EXERCISE GOAL → Give the number of lines containing "Contracting" in this listing, with no other words.

Stored data
+++

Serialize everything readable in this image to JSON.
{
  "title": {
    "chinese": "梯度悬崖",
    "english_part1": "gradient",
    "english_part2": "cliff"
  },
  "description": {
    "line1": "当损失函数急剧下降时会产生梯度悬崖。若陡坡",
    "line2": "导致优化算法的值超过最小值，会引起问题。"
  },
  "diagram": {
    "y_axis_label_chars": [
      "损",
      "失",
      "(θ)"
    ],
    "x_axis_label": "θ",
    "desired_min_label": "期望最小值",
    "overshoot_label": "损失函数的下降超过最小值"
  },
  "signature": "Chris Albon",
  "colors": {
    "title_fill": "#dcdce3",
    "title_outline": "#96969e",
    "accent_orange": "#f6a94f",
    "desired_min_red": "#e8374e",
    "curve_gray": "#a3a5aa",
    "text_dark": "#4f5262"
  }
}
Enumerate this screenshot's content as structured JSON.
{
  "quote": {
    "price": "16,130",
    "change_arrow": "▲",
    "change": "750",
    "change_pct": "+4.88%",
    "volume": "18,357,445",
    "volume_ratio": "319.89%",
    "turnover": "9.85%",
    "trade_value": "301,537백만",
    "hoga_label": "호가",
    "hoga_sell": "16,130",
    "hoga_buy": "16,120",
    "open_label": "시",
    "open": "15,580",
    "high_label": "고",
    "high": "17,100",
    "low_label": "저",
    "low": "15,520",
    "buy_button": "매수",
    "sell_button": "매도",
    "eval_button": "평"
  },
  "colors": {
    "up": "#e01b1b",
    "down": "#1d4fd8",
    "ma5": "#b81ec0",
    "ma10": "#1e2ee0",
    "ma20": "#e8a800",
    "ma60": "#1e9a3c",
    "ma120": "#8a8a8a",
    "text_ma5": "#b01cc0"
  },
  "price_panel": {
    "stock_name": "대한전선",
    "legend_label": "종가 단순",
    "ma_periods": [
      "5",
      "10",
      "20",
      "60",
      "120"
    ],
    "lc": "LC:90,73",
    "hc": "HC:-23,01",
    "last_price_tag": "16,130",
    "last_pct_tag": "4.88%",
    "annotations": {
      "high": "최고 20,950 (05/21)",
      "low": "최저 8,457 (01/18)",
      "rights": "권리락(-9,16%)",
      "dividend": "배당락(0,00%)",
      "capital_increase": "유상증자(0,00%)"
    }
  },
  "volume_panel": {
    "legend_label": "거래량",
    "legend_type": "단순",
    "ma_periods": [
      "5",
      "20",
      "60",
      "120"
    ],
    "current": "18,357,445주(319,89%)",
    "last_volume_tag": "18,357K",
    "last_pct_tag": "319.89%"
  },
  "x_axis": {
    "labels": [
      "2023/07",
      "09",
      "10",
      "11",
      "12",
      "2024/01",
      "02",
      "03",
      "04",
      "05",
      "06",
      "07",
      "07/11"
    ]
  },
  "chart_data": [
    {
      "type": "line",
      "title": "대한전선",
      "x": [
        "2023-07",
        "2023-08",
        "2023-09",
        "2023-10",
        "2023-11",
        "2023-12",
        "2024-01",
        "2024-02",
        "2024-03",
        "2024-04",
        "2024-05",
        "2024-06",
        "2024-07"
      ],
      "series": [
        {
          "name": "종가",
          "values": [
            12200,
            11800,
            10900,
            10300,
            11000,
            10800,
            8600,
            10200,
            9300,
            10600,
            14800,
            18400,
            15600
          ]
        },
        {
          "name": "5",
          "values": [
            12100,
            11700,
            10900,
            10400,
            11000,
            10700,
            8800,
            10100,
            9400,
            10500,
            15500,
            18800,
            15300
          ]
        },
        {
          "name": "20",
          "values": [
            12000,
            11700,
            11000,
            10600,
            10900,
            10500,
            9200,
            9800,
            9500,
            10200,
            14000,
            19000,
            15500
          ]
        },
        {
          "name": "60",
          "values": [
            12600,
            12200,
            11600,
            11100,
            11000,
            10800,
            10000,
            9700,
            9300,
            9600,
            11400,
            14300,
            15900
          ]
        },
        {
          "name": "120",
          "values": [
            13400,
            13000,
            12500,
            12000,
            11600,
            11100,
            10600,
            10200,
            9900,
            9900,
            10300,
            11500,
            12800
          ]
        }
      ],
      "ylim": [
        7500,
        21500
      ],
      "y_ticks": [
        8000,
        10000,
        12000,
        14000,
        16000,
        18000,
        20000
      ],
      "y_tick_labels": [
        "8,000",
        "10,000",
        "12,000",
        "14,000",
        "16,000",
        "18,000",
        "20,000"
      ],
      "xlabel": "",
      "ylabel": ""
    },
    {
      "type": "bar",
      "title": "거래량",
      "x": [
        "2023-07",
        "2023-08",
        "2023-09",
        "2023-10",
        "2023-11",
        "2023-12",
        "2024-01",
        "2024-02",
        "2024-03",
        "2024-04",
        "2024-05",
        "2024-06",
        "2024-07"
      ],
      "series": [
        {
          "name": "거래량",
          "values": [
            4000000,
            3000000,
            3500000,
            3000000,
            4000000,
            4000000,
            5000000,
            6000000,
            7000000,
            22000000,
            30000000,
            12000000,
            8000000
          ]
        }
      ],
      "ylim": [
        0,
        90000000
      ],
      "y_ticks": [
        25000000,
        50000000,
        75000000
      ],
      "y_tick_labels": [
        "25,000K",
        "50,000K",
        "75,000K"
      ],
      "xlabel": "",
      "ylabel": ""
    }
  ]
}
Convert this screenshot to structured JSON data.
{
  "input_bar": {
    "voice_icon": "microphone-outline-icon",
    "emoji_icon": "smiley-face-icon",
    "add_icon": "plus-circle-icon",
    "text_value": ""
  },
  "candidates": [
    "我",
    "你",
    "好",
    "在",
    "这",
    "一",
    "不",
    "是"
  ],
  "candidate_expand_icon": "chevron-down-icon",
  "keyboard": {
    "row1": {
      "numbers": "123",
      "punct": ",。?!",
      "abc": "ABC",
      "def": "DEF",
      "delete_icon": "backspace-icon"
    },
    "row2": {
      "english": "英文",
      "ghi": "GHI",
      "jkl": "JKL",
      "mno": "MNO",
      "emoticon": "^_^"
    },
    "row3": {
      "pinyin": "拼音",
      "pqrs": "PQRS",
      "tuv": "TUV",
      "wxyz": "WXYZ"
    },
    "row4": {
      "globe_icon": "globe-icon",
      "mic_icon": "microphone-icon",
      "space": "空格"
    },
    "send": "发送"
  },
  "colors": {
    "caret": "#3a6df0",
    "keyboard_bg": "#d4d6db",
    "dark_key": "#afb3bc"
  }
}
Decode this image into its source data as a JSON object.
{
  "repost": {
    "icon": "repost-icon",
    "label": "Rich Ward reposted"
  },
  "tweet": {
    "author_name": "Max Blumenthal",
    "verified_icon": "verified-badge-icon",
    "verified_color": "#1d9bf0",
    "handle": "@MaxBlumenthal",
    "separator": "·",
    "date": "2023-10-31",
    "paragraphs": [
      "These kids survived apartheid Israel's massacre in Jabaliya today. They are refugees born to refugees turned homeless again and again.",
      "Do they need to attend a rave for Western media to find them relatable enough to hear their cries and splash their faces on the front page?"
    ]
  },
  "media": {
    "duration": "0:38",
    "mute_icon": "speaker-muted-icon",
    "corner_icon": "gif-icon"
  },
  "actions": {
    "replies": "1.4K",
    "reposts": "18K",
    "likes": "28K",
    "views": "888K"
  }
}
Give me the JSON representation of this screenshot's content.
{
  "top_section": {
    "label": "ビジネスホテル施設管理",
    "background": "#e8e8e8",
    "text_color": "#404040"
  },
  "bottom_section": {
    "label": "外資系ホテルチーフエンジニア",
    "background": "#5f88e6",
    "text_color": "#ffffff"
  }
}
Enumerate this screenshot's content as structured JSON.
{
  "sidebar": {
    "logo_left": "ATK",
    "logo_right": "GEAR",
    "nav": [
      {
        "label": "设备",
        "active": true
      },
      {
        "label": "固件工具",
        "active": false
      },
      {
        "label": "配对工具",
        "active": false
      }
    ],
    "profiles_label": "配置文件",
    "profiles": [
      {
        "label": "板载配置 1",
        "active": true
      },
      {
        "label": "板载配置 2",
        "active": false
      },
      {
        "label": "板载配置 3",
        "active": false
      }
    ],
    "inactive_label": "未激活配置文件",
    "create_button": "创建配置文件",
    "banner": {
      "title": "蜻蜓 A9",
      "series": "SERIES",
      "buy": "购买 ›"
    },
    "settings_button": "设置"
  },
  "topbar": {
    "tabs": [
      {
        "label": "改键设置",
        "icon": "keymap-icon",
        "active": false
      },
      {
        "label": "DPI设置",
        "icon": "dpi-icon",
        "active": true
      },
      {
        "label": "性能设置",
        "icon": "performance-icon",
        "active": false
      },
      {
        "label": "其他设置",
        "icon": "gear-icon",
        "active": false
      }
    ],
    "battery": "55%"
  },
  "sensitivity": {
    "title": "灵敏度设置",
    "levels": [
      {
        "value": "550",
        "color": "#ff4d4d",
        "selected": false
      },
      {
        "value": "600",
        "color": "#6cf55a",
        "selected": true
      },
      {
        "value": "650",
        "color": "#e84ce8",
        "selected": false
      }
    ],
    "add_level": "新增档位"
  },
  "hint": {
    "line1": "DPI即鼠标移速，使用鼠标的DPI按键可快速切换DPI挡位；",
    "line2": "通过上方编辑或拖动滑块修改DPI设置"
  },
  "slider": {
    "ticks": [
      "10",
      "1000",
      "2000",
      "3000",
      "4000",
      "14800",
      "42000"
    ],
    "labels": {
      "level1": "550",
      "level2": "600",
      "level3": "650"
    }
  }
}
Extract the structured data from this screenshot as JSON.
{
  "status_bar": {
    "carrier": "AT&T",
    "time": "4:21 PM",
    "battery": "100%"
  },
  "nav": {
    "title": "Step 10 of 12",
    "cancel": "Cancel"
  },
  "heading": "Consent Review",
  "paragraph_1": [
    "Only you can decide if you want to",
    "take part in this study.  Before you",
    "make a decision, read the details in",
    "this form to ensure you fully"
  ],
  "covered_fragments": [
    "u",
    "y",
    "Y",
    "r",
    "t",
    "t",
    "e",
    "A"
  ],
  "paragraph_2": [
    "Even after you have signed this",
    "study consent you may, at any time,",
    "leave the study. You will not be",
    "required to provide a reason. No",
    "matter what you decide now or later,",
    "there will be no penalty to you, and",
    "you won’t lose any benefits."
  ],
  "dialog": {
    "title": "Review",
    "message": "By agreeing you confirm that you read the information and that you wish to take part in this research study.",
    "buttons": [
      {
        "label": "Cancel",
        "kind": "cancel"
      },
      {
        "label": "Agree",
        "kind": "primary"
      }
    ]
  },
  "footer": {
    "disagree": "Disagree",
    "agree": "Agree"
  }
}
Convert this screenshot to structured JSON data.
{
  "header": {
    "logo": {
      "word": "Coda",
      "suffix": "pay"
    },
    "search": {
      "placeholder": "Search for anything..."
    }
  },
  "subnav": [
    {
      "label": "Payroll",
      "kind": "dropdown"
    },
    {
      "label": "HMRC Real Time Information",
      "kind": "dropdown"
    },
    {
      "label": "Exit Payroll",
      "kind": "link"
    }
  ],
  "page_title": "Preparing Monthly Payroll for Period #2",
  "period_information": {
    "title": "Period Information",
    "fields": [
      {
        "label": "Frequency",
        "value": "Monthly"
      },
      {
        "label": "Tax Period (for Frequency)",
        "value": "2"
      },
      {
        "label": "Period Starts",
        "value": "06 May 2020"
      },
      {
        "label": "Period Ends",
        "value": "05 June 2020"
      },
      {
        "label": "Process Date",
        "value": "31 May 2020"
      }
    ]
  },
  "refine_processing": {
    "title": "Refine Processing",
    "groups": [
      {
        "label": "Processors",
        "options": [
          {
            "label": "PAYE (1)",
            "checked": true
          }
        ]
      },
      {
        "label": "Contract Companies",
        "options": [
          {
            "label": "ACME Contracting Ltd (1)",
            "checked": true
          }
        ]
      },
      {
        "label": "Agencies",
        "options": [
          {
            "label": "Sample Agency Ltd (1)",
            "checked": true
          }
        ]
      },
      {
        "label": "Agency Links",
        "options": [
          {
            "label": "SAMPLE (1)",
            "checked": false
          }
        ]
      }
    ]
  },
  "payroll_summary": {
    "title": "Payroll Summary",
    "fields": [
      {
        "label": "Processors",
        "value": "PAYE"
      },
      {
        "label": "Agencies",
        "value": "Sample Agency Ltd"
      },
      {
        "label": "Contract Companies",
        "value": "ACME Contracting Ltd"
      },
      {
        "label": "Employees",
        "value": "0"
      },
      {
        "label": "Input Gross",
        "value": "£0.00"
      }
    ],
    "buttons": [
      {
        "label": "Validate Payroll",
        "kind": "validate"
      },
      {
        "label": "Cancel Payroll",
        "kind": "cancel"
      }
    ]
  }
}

+++

RESULT FOR THIS TASK → 2